Output an exact reproduction of the data.

[Figure content listings]
-.-.-

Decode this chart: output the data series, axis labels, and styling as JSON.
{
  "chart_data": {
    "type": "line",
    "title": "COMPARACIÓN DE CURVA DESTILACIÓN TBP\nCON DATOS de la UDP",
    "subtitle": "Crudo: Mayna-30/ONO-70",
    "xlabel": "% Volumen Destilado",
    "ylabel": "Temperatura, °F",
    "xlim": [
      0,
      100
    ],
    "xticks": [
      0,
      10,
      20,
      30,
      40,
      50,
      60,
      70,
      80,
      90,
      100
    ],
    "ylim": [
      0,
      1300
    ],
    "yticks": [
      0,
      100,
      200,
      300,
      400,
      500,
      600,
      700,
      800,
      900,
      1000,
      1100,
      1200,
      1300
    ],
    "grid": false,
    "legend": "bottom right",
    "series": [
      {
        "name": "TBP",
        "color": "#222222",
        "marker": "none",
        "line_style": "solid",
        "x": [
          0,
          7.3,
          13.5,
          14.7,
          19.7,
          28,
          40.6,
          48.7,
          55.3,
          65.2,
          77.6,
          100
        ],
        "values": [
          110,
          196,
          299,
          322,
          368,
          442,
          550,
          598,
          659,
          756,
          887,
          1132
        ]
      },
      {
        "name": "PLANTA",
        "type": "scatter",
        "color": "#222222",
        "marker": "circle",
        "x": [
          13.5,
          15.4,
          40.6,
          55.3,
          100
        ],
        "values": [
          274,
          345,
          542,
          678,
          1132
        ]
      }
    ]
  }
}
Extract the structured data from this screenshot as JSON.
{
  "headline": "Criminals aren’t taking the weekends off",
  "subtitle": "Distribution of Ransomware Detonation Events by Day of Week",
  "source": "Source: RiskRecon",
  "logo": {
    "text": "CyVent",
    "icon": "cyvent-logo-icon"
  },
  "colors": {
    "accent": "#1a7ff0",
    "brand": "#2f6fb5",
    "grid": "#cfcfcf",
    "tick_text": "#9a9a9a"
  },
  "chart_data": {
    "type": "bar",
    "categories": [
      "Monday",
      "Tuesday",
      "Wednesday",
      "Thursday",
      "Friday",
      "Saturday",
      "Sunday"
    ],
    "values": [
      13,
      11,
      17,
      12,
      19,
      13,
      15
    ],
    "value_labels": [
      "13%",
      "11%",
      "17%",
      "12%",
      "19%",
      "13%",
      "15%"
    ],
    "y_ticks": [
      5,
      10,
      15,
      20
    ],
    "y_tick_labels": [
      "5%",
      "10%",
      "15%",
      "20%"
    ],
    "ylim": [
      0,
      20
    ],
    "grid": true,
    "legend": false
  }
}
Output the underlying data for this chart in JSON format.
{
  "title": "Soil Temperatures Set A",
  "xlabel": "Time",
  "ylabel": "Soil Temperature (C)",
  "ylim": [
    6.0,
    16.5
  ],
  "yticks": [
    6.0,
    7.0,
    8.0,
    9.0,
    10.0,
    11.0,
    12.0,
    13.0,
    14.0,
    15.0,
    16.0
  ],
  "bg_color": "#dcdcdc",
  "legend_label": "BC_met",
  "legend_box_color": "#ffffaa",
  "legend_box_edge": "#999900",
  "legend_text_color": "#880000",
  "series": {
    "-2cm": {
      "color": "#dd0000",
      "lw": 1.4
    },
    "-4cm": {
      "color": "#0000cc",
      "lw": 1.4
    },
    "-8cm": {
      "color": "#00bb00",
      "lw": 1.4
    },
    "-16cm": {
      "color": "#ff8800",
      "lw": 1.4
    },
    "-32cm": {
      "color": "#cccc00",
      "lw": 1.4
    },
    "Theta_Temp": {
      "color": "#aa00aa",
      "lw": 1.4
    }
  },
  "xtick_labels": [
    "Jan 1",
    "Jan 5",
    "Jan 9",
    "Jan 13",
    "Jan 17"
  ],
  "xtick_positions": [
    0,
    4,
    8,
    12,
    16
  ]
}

-.-.-

[Task answer]:
Decode this chart: output the data series, axis labels, and styling as JSON.
{
  "chart_data": {
    "type": "line",
    "title": "COMPARACIÓN DE CURVA DESTILACIÓN TBP\nCON DATOS de la UDP",
    "subtitle": "Crudo: Mayna-30/ONO-70",
    "xlabel": "% Volumen Destilado",
    "ylabel": "Temperatura, °F",
    "xlim": [
      0,
      100
    ],
    "xticks": [
      0,
      10,
      20,
      30,
      40,
      50,
      60,
      70,
      80,
      90,
      100
    ],
    "ylim": [
      0,
      1300
    ],
    "yticks": [
      0,
      100,
      200,
      300,
      400,
      500,
      600,
      700,
      800,
      900,
      1000,
      1100,
      1200,
      1300
    ],
    "grid": false,
    "legend": "bottom right",
    "series": [
      {
        "name": "TBP",
        "color": "#222222",
        "marker": "none",
        "line_style": "solid",
        "x": [
          0,
          7.3,
          13.5,
          14.7,
          19.7,
          28,
          40.6,
          48.7,
          55.3,
          65.2,
          77.6,
          100
        ],
        "values": [
          110,
          196,
          299,
          322,
          368,
          442,
          550,
          598,
          659,
          756,
          887,
          1132
        ]
      },
      {
        "name": "PLANTA",
        "type": "scatter",
        "color": "#222222",
        "marker": "circle",
        "x": [
          13.5,
          15.4,
          40.6,
          55.3,
          100
        ],
        "values": [
          274,
          345,
          542,
          678,
          1132
        ]
      }
    ]
  }
}
Extract the structured data from this screenshot as JSON.
{
  "headline": "Criminals aren’t taking the weekends off",
  "subtitle": "Distribution of Ransomware Detonation Events by Day of Week",
  "source": "Source: RiskRecon",
  "logo": {
    "text": "CyVent",
    "icon": "cyvent-logo-icon"
  },
  "colors": {
    "accent": "#1a7ff0",
    "brand": "#2f6fb5",
    "grid": "#cfcfcf",
    "tick_text": "#9a9a9a"
  },
  "chart_data": {
    "type": "bar",
    "categories": [
      "Monday",
      "Tuesday",
      "Wednesday",
      "Thursday",
      "Friday",
      "Saturday",
      "Sunday"
    ],
    "values": [
      13,
      11,
      17,
      12,
      19,
      13,
      15
    ],
    "value_labels": [
      "13%",
      "11%",
      "17%",
      "12%",
      "19%",
      "13%",
      "15%"
    ],
    "y_ticks": [
      5,
      10,
      15,
      20
    ],
    "y_tick_labels": [
      "5%",
      "10%",
      "15%",
      "20%"
    ],
    "ylim": [
      0,
      20
    ],
    "grid": true,
    "legend": false
  }
}
Output the underlying data for this chart in JSON format.
{
  "title": "Soil Temperatures Set A",
  "xlabel": "Time",
  "ylabel": "Soil Temperature (C)",
  "ylim": [
    6.0,
    16.5
  ],
  "yticks": [
    6.0,
    7.0,
    8.0,
    9.0,
    10.0,
    11.0,
    12.0,
    13.0,
    14.0,
    15.0,
    16.0
  ],
  "bg_color": "#dcdcdc",
  "legend_label": "BC_met",
  "legend_box_color": "#ffffaa",
  "legend_box_edge": "#999900",
  "legend_text_color": "#880000",
  "series": {
    "-2cm": {
      "color": "#dd0000",
      "lw": 1.4
    },
    "-4cm": {
      "color": "#0000cc",
      "lw": 1.4
    },
    "-8cm": {
      "color": "#00bb00",
      "lw": 1.4
    },
    "-16cm": {
      "color": "#ff8800",
      "lw": 1.4
    },
    "-32cm": {
      "color": "#cccc00",
      "lw": 1.4
    },
    "Theta_Temp": {
      "color": "#aa00aa",
      "lw": 1.4
    }
  },
  "xtick_labels": [
    "Jan 1",
    "Jan 5",
    "Jan 9",
    "Jan 13",
    "Jan 17"
  ],
  "xtick_positions": [
    0,
    4,
    8,
    12,
    16
  ]
}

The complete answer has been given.